-------- Provided data --------

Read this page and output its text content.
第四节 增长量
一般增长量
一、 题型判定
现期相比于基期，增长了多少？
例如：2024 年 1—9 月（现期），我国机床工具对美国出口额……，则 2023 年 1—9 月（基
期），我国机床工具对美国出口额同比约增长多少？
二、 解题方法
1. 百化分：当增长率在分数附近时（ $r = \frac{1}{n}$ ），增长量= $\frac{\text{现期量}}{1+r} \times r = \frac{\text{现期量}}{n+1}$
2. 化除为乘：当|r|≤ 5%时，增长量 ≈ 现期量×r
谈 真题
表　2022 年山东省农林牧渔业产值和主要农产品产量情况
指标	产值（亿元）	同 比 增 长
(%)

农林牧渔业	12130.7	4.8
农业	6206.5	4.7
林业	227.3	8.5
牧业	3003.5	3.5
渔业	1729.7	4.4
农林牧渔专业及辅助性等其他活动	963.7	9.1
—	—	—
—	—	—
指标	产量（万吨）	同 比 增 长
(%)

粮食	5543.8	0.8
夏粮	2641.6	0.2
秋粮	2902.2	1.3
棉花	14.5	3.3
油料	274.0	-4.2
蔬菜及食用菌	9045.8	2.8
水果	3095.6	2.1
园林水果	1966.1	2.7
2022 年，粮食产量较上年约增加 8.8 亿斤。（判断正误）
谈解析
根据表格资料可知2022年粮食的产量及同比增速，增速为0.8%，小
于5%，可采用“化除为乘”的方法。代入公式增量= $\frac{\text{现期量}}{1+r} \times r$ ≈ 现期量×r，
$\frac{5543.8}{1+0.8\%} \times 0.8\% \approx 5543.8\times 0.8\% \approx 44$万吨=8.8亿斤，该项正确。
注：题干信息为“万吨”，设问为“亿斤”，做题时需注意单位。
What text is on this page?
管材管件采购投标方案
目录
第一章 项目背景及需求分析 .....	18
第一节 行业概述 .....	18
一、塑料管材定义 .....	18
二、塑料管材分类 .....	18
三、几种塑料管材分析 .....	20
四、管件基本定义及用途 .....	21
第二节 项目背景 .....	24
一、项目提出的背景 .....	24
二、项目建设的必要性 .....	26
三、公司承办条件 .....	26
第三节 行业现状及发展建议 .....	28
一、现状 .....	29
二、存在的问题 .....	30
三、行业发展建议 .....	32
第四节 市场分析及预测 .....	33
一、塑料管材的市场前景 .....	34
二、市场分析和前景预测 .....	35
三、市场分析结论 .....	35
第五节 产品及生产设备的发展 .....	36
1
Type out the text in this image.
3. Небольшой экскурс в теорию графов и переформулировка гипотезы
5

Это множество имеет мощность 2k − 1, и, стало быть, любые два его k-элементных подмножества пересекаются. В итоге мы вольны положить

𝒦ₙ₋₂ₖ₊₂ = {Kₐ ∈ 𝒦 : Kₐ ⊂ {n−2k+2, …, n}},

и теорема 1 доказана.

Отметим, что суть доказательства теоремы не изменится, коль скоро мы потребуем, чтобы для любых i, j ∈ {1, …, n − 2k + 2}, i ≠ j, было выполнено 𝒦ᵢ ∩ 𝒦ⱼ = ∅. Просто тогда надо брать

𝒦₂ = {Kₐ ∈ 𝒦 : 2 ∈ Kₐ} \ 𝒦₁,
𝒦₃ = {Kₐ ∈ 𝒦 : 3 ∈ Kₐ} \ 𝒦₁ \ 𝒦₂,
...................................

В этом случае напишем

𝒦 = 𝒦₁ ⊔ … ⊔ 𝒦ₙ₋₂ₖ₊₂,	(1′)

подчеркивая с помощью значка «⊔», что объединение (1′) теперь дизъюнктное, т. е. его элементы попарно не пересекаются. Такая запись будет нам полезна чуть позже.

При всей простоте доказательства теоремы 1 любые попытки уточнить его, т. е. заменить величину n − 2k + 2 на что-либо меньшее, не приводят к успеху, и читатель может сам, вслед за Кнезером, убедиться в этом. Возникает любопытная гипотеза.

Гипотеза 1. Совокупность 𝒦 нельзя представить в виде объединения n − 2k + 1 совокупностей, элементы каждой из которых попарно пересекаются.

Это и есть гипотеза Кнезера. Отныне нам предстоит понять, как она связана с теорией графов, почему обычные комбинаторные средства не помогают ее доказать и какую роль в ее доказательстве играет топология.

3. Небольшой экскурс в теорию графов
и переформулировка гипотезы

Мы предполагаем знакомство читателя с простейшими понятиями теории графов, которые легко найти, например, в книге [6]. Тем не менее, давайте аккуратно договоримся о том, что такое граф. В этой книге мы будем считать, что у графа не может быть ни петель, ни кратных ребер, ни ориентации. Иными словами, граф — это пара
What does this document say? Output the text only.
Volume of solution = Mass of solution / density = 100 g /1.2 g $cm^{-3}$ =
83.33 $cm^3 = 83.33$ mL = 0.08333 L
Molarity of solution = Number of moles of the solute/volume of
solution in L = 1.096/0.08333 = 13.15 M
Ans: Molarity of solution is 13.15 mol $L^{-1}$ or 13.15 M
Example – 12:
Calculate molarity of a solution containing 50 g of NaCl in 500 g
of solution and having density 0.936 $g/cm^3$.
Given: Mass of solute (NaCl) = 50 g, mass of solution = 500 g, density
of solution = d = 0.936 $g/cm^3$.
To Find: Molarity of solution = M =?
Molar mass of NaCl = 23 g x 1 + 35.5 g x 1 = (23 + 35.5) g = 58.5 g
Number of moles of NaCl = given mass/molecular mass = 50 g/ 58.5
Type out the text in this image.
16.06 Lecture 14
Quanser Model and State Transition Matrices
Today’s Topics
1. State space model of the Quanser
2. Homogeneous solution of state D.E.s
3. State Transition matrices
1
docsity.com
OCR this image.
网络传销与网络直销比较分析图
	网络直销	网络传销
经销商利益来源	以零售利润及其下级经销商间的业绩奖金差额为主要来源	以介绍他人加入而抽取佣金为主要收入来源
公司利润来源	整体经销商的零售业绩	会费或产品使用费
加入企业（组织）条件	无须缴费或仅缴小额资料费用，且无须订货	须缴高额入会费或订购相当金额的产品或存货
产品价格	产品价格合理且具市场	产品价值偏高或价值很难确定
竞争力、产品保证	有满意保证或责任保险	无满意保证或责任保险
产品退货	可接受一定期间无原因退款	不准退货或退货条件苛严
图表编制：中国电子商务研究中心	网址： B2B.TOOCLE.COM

--------

» **What is expected**:
Produce an exact copy of all the records.

» **The reply**:
Read this page and output its text content.
第四节 增长量
一般增长量
一、 题型判定
现期相比于基期，增长了多少？
例如：2024 年 1—9 月（现期），我国机床工具对美国出口额……，则 2023 年 1—9 月（基
期），我国机床工具对美国出口额同比约增长多少？
二、 解题方法
1. 百化分：当增长率在分数附近时（ $r = \frac{1}{n}$ ），增长量= $\frac{\text{现期量}}{1+r} \times r = \frac{\text{现期量}}{n+1}$
2. 化除为乘：当|r|≤ 5%时，增长量 ≈ 现期量×r
谈 真题
表　2022 年山东省农林牧渔业产值和主要农产品产量情况
指标	产值（亿元）	同 比 增 长
(%)

农林牧渔业	12130.7	4.8
农业	6206.5	4.7
林业	227.3	8.5
牧业	3003.5	3.5
渔业	1729.7	4.4
农林牧渔专业及辅助性等其他活动	963.7	9.1
—	—	—
—	—	—
指标	产量（万吨）	同 比 增 长
(%)

粮食	5543.8	0.8
夏粮	2641.6	0.2
秋粮	2902.2	1.3
棉花	14.5	3.3
油料	274.0	-4.2
蔬菜及食用菌	9045.8	2.8
水果	3095.6	2.1
园林水果	1966.1	2.7
2022 年，粮食产量较上年约增加 8.8 亿斤。（判断正误）
谈解析
根据表格资料可知2022年粮食的产量及同比增速，增速为0.8%，小
于5%，可采用“化除为乘”的方法。代入公式增量= $\frac{\text{现期量}}{1+r} \times r$ ≈ 现期量×r，
$\frac{5543.8}{1+0.8\%} \times 0.8\% \approx 5543.8\times 0.8\% \approx 44$万吨=8.8亿斤，该项正确。
注：题干信息为“万吨”，设问为“亿斤”，做题时需注意单位。
What text is on this page?
管材管件采购投标方案
目录
第一章 项目背景及需求分析 .....	18
第一节 行业概述 .....	18
一、塑料管材定义 .....	18
二、塑料管材分类 .....	18
三、几种塑料管材分析 .....	20
四、管件基本定义及用途 .....	21
第二节 项目背景 .....	24
一、项目提出的背景 .....	24
二、项目建设的必要性 .....	26
三、公司承办条件 .....	26
第三节 行业现状及发展建议 .....	28
一、现状 .....	29
二、存在的问题 .....	30
三、行业发展建议 .....	32
第四节 市场分析及预测 .....	33
一、塑料管材的市场前景 .....	34
二、市场分析和前景预测 .....	35
三、市场分析结论 .....	35
第五节 产品及生产设备的发展 .....	36
1
Type out the text in this image.
3. Небольшой экскурс в теорию графов и переформулировка гипотезы
5

Это множество имеет мощность 2k − 1, и, стало быть, любые два его k-элементных подмножества пересекаются. В итоге мы вольны положить

𝒦ₙ₋₂ₖ₊₂ = {Kₐ ∈ 𝒦 : Kₐ ⊂ {n−2k+2, …, n}},

и теорема 1 доказана.

Отметим, что суть доказательства теоремы не изменится, коль скоро мы потребуем, чтобы для любых i, j ∈ {1, …, n − 2k + 2}, i ≠ j, было выполнено 𝒦ᵢ ∩ 𝒦ⱼ = ∅. Просто тогда надо брать

𝒦₂ = {Kₐ ∈ 𝒦 : 2 ∈ Kₐ} \ 𝒦₁,
𝒦₃ = {Kₐ ∈ 𝒦 : 3 ∈ Kₐ} \ 𝒦₁ \ 𝒦₂,
...................................

В этом случае напишем

𝒦 = 𝒦₁ ⊔ … ⊔ 𝒦ₙ₋₂ₖ₊₂,	(1′)

подчеркивая с помощью значка «⊔», что объединение (1′) теперь дизъюнктное, т. е. его элементы попарно не пересекаются. Такая запись будет нам полезна чуть позже.

При всей простоте доказательства теоремы 1 любые попытки уточнить его, т. е. заменить величину n − 2k + 2 на что-либо меньшее, не приводят к успеху, и читатель может сам, вслед за Кнезером, убедиться в этом. Возникает любопытная гипотеза.

Гипотеза 1. Совокупность 𝒦 нельзя представить в виде объединения n − 2k + 1 совокупностей, элементы каждой из которых попарно пересекаются.

Это и есть гипотеза Кнезера. Отныне нам предстоит понять, как она связана с теорией графов, почему обычные комбинаторные средства не помогают ее доказать и какую роль в ее доказательстве играет топология.

3. Небольшой экскурс в теорию графов
и переформулировка гипотезы

Мы предполагаем знакомство читателя с простейшими понятиями теории графов, которые легко найти, например, в книге [6]. Тем не менее, давайте аккуратно договоримся о том, что такое граф. В этой книге мы будем считать, что у графа не может быть ни петель, ни кратных ребер, ни ориентации. Иными словами, граф — это пара
What does this document say? Output the text only.
Volume of solution = Mass of solution / density = 100 g /1.2 g $cm^{-3}$ =
83.33 $cm^3 = 83.33$ mL = 0.08333 L
Molarity of solution = Number of moles of the solute/volume of
solution in L = 1.096/0.08333 = 13.15 M
Ans: Molarity of solution is 13.15 mol $L^{-1}$ or 13.15 M
Example – 12:
Calculate molarity of a solution containing 50 g of NaCl in 500 g
of solution and having density 0.936 $g/cm^3$.
Given: Mass of solute (NaCl) = 50 g, mass of solution = 500 g, density
of solution = d = 0.936 $g/cm^3$.
To Find: Molarity of solution = M =?
Molar mass of NaCl = 23 g x 1 + 35.5 g x 1 = (23 + 35.5) g = 58.5 g
Number of moles of NaCl = given mass/molecular mass = 50 g/ 58.5
Type out the text in this image.
16.06 Lecture 14
Quanser Model and State Transition Matrices
Today’s Topics
1. State space model of the Quanser
2. Homogeneous solution of state D.E.s
3. State Transition matrices
1
docsity.com
OCR this image.
网络传销与网络直销比较分析图
	网络直销	网络传销
经销商利益来源	以零售利润及其下级经销商间的业绩奖金差额为主要来源	以介绍他人加入而抽取佣金为主要收入来源
公司利润来源	整体经销商的零售业绩	会费或产品使用费
加入企业（组织）条件	无须缴费或仅缴小额资料费用，且无须订货	须缴高额入会费或订购相当金额的产品或存货
产品价格	产品价格合理且具市场	产品价值偏高或价值很难确定
竞争力、产品保证	有满意保证或责任保险	无满意保证或责任保险
产品退货	可接受一定期间无原因退款	不准退货或退货条件苛严
图表编制：中国电子商务研究中心	网址： B2B.TOOCLE.COM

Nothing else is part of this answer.